= Exercise task =
Your task is to copy the listing exactly, with the pictures left out.

= Exercise inputs =
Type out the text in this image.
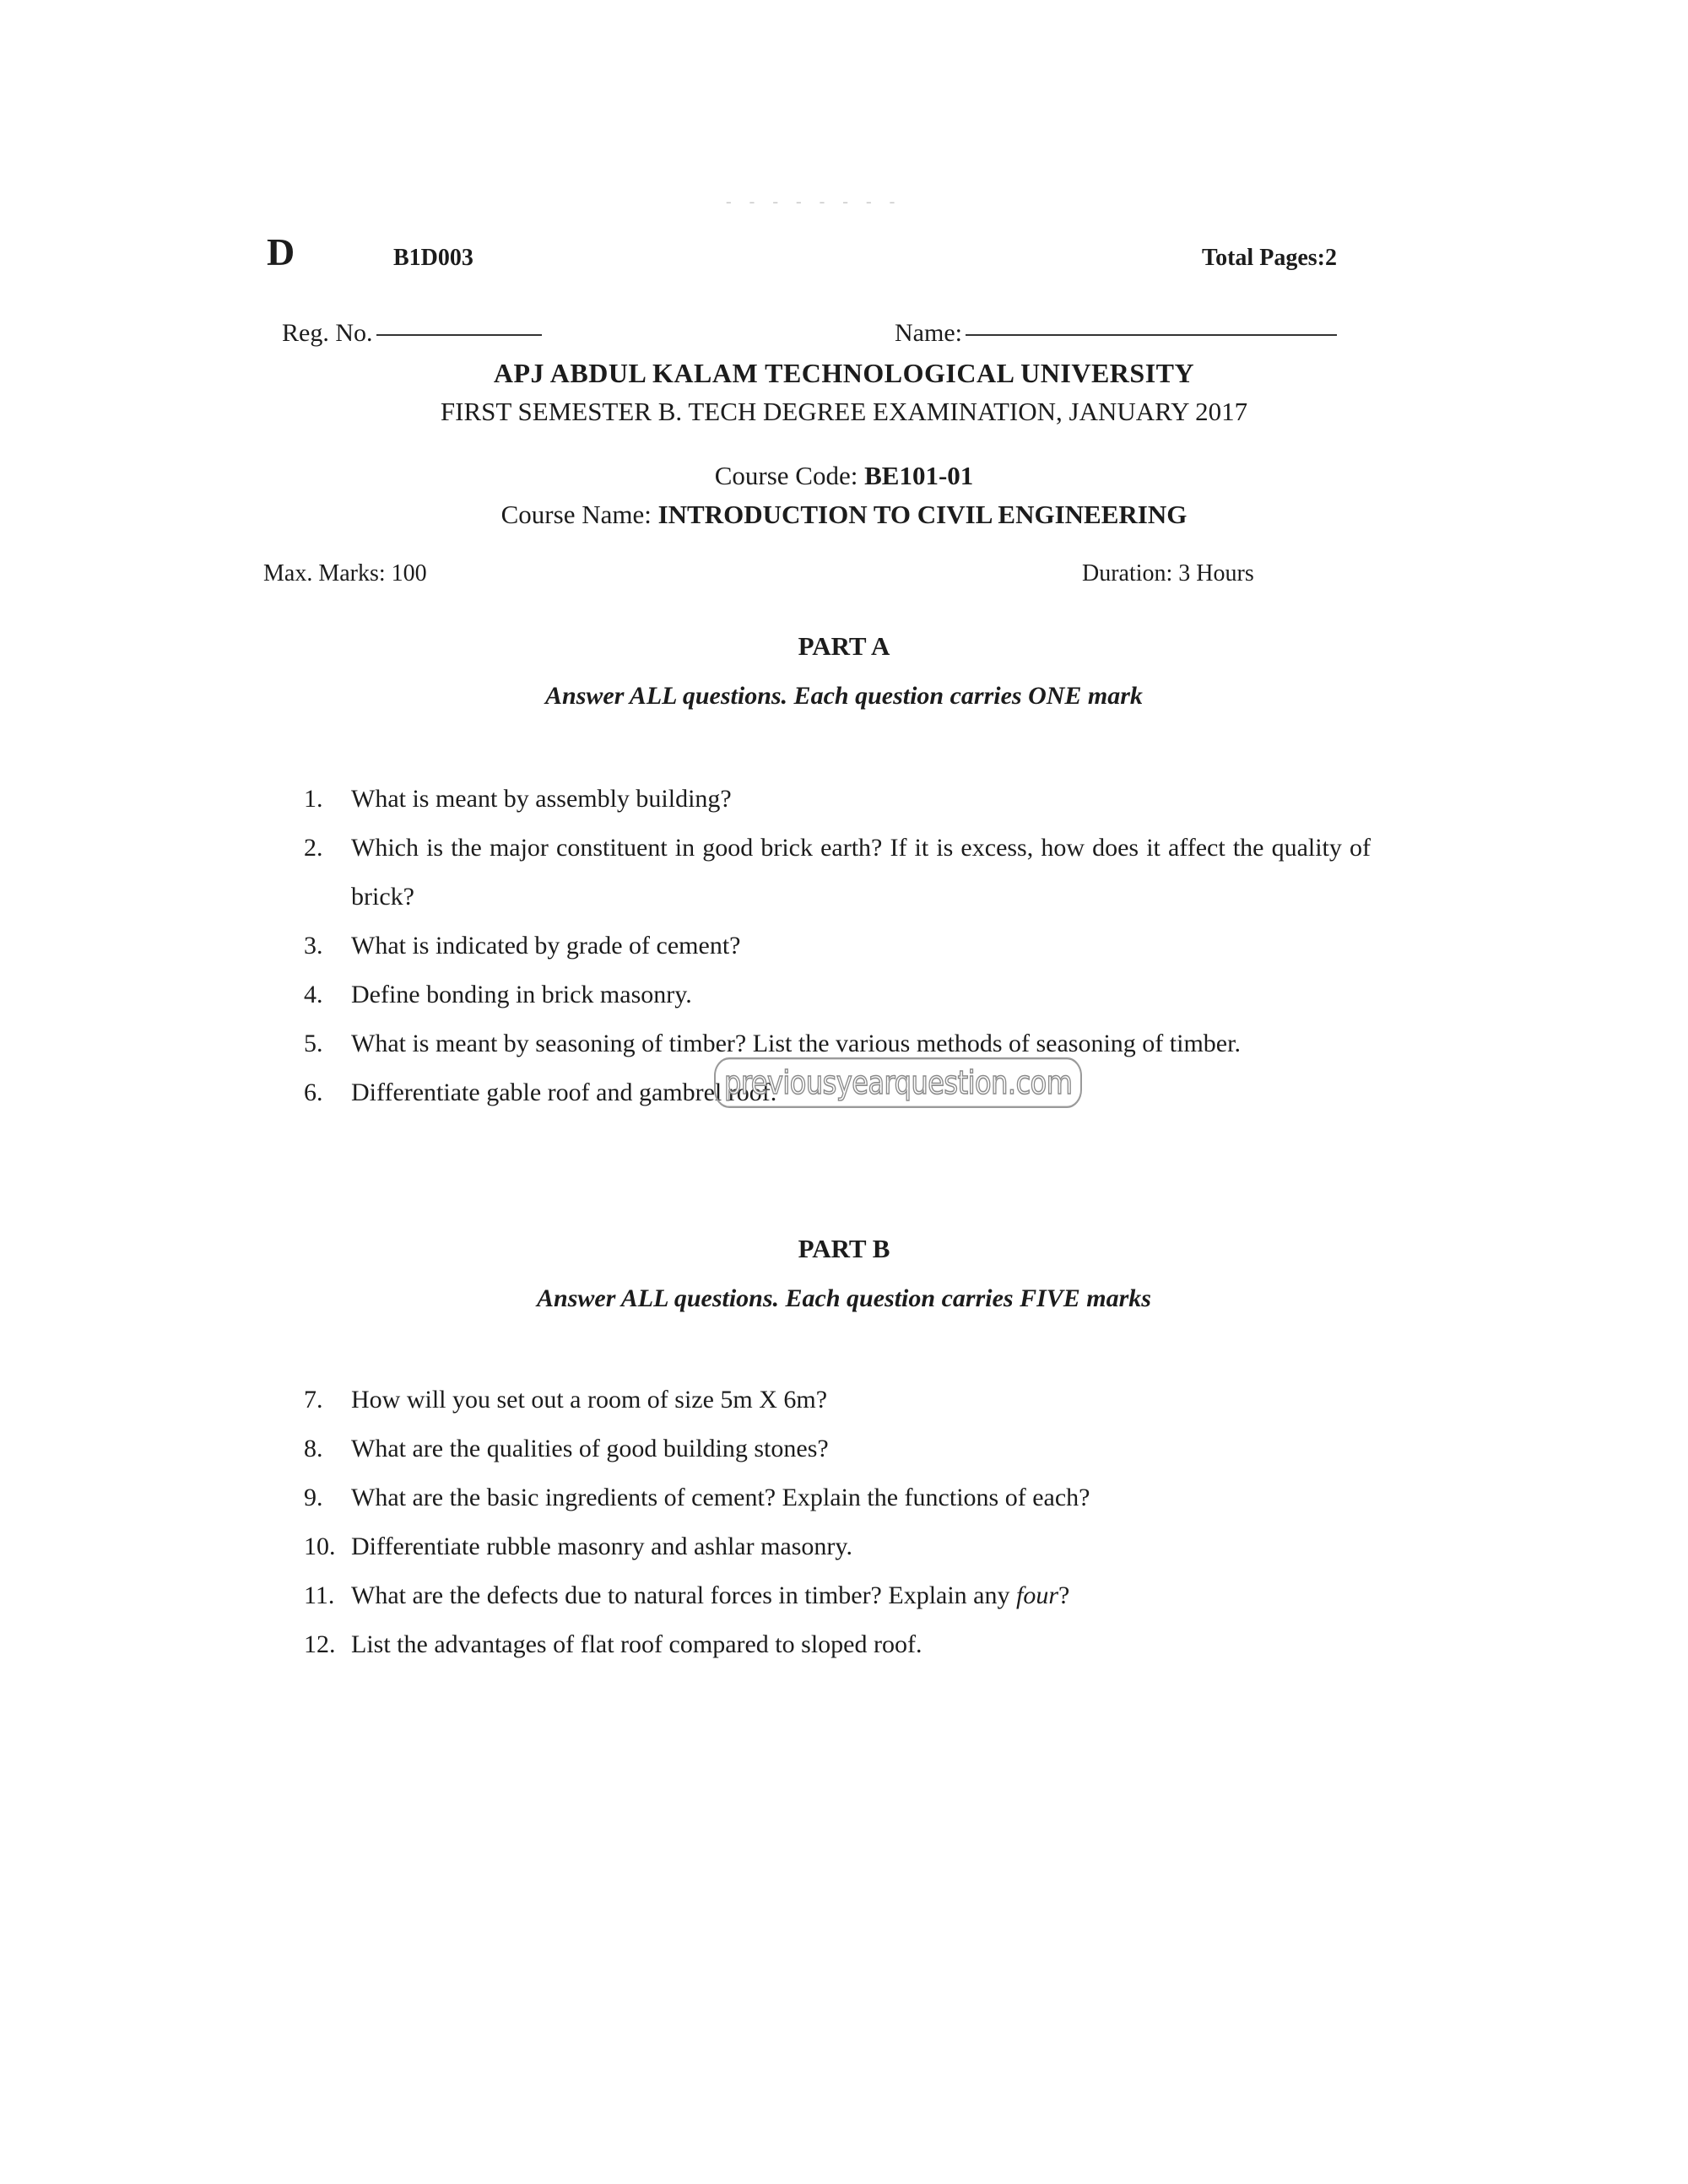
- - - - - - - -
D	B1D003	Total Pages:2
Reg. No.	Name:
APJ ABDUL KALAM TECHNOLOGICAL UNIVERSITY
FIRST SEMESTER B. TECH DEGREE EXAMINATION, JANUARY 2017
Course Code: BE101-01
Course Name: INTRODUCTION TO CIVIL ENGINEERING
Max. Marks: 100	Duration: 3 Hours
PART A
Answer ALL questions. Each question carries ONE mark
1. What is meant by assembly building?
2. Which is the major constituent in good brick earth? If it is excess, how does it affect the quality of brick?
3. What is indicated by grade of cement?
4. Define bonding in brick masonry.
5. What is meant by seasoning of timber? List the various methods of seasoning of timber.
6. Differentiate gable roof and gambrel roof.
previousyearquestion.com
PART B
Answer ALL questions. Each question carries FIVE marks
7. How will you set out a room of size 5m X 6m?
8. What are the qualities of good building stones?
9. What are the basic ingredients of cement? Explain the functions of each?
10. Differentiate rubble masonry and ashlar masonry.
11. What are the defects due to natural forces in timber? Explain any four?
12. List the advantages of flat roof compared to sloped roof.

= Answer in full =
Type out the text in this image.
- - - - - - - -
D	B1D003	Total Pages:2
Reg. No.	Name:
APJ ABDUL KALAM TECHNOLOGICAL UNIVERSITY
FIRST SEMESTER B. TECH DEGREE EXAMINATION, JANUARY 2017
Course Code: BE101-01
Course Name: INTRODUCTION TO CIVIL ENGINEERING
Max. Marks: 100	Duration: 3 Hours
PART A
Answer ALL questions. Each question carries ONE mark
1. What is meant by assembly building?
2. Which is the major constituent in good brick earth? If it is excess, how does it affect the quality of brick?
3. What is indicated by grade of cement?
4. Define bonding in brick masonry.
5. What is meant by seasoning of timber? List the various methods of seasoning of timber.
6. Differentiate gable roof and gambrel roof.
previousyearquestion.com
PART B
Answer ALL questions. Each question carries FIVE marks
7. How will you set out a room of size 5m X 6m?
8. What are the qualities of good building stones?
9. What are the basic ingredients of cement? Explain the functions of each?
10. Differentiate rubble masonry and ashlar masonry.
11. What are the defects due to natural forces in timber? Explain any four?
12. List the advantages of flat roof compared to sloped roof.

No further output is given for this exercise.